═══ Material ═══
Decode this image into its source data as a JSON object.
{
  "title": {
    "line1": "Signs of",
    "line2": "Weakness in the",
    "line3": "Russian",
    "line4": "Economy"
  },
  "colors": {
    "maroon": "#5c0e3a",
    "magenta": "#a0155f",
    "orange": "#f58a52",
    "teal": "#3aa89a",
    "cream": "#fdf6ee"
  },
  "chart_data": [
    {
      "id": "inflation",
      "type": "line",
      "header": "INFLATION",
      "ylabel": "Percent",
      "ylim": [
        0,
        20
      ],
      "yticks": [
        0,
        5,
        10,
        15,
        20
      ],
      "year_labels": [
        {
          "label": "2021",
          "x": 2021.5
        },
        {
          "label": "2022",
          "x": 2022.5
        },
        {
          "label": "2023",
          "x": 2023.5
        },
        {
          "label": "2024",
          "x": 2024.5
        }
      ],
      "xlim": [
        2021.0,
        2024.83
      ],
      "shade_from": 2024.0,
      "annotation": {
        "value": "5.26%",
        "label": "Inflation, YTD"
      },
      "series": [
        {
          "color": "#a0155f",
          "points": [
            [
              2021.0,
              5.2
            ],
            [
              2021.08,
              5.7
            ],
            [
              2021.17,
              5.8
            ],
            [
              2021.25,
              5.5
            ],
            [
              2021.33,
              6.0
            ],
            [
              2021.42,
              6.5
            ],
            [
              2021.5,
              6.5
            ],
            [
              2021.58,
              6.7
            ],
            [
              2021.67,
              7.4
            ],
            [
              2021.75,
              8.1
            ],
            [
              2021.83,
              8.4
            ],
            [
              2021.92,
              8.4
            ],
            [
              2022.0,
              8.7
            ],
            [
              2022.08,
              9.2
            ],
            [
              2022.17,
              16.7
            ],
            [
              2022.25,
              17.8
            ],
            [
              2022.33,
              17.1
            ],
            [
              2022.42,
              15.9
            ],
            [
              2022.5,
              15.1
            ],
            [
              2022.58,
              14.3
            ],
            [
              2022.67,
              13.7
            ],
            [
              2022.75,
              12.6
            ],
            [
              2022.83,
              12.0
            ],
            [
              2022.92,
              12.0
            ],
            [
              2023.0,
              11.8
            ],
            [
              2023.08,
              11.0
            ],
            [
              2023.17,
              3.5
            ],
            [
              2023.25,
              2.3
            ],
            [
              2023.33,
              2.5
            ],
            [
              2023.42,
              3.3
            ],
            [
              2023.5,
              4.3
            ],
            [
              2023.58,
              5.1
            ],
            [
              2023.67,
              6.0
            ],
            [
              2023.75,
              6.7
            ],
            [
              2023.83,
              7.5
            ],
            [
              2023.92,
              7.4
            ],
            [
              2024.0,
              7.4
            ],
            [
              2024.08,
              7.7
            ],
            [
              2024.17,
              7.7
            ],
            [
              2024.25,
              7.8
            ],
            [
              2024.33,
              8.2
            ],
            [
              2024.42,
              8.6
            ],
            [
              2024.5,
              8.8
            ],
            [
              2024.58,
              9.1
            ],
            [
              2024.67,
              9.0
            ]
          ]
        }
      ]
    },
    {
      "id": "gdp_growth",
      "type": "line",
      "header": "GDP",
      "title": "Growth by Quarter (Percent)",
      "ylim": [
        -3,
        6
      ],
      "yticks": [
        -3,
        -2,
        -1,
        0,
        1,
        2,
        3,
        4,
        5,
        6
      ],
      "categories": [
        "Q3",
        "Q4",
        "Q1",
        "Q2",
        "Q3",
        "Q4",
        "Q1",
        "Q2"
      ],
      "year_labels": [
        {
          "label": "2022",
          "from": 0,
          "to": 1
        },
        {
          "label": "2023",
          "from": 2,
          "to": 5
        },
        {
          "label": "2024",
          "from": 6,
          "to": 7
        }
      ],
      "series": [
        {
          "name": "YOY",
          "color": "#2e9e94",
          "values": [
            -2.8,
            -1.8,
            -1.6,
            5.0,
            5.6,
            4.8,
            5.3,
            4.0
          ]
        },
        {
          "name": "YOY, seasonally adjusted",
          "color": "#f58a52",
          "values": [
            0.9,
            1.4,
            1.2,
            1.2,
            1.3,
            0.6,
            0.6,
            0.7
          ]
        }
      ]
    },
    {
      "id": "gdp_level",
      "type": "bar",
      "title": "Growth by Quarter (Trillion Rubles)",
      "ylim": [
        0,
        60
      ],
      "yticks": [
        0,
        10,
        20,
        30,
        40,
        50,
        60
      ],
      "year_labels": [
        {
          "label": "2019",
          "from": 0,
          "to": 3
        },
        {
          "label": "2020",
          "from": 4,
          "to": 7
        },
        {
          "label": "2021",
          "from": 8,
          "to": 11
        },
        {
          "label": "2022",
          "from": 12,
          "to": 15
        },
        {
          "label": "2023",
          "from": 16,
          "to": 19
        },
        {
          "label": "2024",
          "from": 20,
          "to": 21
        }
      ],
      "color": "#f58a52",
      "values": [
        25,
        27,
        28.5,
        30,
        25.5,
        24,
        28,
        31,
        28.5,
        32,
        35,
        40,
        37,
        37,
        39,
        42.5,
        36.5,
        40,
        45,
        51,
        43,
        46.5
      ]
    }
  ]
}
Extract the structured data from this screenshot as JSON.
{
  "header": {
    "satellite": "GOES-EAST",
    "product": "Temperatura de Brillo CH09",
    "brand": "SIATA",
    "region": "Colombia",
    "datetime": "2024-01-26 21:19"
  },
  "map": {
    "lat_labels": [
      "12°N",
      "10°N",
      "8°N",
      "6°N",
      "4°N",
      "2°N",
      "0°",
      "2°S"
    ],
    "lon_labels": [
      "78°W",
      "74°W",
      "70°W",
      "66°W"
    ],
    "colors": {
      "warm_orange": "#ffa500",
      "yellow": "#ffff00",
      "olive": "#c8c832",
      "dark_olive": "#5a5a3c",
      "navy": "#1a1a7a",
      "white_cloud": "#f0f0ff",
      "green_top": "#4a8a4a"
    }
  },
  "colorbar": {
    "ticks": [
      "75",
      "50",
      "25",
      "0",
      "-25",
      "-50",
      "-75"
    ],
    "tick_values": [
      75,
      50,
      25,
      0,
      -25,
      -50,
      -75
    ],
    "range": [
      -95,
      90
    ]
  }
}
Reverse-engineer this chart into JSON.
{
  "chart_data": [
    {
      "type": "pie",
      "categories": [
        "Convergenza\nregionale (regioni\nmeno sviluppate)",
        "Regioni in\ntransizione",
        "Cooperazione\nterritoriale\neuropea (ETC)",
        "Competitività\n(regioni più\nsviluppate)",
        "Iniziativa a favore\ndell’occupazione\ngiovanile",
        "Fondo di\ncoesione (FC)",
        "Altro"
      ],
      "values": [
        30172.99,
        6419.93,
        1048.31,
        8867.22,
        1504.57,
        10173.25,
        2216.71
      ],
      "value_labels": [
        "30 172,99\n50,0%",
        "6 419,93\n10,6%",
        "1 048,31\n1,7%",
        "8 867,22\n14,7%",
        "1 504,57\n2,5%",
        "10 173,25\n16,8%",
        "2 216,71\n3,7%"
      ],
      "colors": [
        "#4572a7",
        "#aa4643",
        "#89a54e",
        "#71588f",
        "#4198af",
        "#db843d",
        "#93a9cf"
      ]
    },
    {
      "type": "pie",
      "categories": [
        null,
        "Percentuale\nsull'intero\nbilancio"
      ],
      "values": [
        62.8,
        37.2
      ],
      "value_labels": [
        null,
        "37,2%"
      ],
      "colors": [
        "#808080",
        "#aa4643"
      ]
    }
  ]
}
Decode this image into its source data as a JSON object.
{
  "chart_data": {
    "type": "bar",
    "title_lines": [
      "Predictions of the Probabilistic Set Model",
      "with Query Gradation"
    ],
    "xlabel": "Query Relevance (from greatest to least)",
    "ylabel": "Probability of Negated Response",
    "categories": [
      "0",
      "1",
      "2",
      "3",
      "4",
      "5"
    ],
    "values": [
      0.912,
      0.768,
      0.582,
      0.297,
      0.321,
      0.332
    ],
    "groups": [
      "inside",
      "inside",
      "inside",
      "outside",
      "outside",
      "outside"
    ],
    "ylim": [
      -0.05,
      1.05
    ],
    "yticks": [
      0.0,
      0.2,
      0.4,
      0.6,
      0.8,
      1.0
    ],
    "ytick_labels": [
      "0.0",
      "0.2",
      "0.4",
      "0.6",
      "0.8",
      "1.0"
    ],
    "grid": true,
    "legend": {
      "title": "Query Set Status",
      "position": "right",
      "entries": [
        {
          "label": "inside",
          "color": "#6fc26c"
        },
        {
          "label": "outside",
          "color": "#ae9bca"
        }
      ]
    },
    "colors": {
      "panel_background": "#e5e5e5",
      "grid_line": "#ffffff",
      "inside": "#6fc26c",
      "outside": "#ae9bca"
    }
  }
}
═══
* _Written instruction_
Of the lines in the data, how many hold the string "name"? State the number, nothing else.

* _Written answer_
2